§ **Exercise instructions**
From the entries below, copy every line that holds the word "title".

== Task inputs

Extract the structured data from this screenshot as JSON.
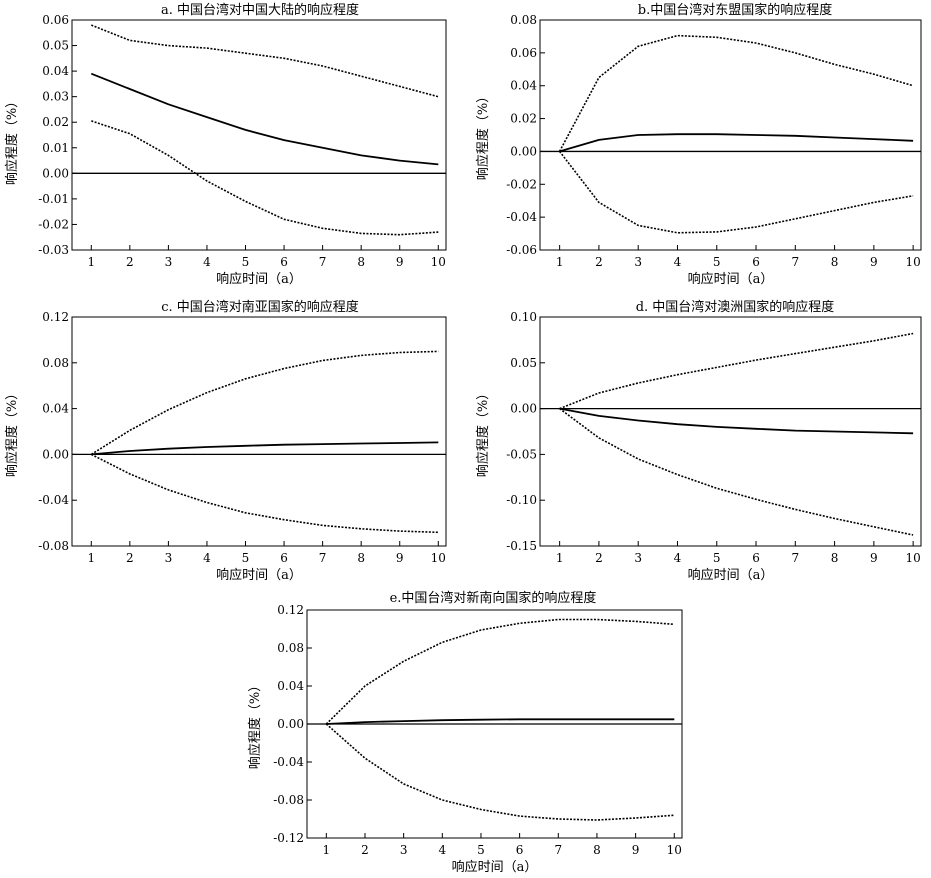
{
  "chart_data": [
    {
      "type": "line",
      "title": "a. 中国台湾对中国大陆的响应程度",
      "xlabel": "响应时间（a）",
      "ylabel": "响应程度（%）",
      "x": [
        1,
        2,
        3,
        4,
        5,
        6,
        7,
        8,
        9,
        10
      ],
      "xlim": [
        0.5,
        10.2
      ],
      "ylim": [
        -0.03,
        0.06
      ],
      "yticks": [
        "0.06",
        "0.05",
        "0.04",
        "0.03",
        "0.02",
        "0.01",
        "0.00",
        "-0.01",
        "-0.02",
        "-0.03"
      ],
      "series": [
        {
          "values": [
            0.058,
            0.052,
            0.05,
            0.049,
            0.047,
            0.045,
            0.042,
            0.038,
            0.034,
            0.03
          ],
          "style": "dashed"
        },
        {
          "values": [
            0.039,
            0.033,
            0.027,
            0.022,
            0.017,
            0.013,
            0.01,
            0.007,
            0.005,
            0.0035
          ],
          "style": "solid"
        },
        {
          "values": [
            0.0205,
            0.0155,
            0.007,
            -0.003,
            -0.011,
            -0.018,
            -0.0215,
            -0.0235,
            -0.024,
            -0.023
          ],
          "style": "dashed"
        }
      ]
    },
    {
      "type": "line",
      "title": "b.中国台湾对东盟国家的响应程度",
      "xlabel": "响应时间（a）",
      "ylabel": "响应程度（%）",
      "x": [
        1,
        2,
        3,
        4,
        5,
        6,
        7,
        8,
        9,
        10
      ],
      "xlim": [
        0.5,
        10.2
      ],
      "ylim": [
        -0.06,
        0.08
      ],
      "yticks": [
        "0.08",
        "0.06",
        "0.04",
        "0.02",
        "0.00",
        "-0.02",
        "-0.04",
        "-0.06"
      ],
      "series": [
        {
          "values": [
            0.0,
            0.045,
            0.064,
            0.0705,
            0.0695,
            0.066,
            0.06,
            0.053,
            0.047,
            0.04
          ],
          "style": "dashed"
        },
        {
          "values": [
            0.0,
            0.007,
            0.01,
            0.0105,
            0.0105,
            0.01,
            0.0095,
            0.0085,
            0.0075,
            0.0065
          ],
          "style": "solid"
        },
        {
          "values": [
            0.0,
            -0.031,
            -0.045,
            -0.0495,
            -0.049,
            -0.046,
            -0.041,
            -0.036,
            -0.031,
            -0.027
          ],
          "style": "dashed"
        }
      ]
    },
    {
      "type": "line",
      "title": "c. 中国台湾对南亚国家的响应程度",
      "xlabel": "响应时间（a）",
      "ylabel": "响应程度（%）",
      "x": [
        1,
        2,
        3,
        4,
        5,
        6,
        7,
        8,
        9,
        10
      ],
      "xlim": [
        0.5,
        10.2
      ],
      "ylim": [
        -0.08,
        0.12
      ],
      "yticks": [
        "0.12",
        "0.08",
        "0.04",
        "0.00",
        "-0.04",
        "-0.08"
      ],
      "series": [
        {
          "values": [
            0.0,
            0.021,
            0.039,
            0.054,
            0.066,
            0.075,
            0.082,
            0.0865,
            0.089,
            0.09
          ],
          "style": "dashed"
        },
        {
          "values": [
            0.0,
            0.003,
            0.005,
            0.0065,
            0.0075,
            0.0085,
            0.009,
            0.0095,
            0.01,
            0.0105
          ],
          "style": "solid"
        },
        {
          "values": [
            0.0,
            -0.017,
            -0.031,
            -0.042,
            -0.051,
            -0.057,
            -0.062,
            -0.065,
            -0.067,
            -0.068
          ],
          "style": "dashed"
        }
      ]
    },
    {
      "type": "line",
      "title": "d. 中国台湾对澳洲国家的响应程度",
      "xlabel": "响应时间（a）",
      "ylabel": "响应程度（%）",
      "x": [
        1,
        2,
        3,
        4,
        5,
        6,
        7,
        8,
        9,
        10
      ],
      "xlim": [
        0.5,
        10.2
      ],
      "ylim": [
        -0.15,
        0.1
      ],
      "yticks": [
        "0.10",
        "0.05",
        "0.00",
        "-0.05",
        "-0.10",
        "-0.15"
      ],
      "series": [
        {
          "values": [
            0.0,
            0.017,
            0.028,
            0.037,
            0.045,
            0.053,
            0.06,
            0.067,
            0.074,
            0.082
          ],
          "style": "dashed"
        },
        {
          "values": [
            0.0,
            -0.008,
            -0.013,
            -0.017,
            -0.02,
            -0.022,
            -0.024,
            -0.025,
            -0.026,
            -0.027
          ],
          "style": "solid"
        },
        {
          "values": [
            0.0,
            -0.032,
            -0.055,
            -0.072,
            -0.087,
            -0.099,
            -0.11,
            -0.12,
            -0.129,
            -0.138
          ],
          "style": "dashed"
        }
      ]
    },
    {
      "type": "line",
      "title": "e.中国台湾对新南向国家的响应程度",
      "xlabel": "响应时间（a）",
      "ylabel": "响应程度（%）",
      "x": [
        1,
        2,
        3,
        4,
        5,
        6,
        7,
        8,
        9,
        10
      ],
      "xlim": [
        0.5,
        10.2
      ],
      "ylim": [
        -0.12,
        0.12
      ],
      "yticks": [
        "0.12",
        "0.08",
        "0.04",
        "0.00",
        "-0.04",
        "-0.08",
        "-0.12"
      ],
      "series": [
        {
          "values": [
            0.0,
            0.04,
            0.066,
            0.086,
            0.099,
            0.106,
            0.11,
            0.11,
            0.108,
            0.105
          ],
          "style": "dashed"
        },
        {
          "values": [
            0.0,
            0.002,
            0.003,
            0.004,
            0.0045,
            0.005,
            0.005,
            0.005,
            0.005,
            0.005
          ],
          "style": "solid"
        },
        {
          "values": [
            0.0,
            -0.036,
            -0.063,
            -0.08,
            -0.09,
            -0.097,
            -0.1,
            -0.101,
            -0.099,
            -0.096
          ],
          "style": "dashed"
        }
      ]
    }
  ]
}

====
== Task inputs

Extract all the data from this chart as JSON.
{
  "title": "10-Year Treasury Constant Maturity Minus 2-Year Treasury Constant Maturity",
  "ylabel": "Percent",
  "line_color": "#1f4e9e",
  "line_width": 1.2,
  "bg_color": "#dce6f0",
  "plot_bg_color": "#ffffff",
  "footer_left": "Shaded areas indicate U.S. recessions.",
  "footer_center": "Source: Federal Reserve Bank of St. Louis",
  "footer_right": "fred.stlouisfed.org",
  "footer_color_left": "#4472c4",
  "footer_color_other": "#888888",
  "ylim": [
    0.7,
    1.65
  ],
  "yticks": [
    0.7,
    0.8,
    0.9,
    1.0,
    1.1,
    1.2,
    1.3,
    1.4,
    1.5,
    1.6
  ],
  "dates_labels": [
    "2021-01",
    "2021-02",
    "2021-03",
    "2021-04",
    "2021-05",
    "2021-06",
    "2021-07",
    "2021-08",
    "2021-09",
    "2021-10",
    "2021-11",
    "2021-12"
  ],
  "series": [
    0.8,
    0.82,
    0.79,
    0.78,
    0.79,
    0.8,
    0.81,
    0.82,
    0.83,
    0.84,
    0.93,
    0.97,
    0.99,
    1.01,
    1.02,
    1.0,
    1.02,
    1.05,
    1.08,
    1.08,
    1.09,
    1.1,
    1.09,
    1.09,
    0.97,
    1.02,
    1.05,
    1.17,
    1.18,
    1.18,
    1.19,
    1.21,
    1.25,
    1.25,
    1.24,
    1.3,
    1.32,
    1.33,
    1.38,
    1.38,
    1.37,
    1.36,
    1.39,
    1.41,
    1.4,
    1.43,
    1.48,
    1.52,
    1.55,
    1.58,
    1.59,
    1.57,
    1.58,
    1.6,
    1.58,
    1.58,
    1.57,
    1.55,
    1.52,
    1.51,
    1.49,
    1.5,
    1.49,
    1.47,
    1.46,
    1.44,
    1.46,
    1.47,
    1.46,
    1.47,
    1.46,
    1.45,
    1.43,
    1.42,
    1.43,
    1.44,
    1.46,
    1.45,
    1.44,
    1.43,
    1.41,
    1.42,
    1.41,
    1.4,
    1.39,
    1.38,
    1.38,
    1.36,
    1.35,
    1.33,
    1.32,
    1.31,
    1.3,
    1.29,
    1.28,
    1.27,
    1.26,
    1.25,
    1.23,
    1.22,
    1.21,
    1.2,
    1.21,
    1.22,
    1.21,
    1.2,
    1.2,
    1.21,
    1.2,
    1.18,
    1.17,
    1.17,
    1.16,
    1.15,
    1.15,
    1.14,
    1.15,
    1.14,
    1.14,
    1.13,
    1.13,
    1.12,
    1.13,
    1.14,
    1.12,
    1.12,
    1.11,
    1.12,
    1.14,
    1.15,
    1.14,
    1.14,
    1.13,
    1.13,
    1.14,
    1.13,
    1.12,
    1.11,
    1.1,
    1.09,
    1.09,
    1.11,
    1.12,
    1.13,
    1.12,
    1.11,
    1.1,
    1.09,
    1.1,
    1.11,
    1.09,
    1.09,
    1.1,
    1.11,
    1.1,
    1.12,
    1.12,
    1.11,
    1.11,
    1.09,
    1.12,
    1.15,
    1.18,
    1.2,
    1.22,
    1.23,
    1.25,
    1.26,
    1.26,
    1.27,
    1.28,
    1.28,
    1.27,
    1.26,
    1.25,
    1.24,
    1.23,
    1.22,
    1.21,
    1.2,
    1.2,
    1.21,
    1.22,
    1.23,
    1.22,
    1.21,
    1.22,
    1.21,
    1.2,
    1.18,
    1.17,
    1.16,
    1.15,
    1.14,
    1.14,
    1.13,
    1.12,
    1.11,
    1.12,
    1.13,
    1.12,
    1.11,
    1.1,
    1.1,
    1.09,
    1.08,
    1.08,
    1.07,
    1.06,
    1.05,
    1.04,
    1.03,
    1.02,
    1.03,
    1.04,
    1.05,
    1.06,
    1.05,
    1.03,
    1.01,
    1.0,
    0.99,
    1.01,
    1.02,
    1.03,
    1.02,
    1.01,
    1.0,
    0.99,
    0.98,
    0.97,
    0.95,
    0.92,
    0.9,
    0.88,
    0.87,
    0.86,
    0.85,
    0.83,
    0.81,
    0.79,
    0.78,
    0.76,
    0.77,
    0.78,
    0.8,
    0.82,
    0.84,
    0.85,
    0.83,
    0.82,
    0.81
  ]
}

====

§ **Correct response**
      "title": "a. 中国台湾对中国大陆的响应程度",
      "title": "b.中国台湾对东盟国家的响应程度",
      "title": "c. 中国台湾对南亚国家的响应程度",
      "title": "d. 中国台湾对澳洲国家的响应程度",
      "title": "e.中国台湾对新南向国家的响应程度",
  "title": "10-Year Treasury Constant Maturity Minus 2-Year Treasury Constant Maturity",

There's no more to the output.